Document segment START

The Cardinals Have Had Horrible Luck, But They’re Closing the Gap
Over at Baseball is Fun, the Cardinals’ recent impressive (and, of course, annoying) come-from-behind victory over the Padres, was featured in this morning’s iteration of “Last Night’s Highlights.” Check out the video and my commentary here.
If you don’t feel like watching it, because you don’t have the heart to watch the Cardinals celebrate, I’ll give you the short version:
Down 5-1 in the bottom of the eighth inning, the Cardinals tied things up on a Jeremy Hazelbaker double, a Jedd Gyorko single, a Kolten Wong double, and a Stephen Piscotty three-run home run. Then, with the bases loaded in the bottom of the ninth inning and a full count, Aledmys Diaz (you know, that guy who was supposed to be an okay utility player, but turned into an All-Star shortstop, instead) delivered the game-winning hit, a line drive into left field.

Document segment END

● **Task item**:
In the Cardinals post, why does the writer give a short version of the comeback? Answer in one to three sentences.

Study material START

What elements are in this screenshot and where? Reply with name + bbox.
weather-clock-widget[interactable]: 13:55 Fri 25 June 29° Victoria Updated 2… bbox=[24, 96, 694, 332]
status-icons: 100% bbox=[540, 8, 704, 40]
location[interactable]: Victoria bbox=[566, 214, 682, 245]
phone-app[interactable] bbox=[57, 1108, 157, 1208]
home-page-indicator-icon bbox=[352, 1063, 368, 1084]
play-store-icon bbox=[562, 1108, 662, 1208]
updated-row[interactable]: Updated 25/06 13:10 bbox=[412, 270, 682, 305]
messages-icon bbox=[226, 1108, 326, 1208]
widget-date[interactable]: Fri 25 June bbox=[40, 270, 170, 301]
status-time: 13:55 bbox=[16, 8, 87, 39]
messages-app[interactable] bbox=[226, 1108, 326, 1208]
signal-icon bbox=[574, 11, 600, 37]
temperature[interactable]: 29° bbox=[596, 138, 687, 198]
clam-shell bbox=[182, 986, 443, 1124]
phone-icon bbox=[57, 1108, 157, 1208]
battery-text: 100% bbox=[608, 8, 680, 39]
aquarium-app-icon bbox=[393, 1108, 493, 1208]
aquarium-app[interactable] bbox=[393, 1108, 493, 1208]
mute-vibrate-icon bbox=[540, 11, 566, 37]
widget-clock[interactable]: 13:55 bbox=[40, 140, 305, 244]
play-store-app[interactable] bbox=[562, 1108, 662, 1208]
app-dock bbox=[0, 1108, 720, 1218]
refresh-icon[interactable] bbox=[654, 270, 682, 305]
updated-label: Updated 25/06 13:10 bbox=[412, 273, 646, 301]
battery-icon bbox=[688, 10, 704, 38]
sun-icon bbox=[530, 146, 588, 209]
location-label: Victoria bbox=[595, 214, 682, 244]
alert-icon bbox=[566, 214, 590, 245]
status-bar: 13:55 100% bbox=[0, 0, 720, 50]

Study material END

● **Response to this task**:
The short version is for readers who don't feel like watching the video because they don't have the heart to watch the Cardinals celebrate.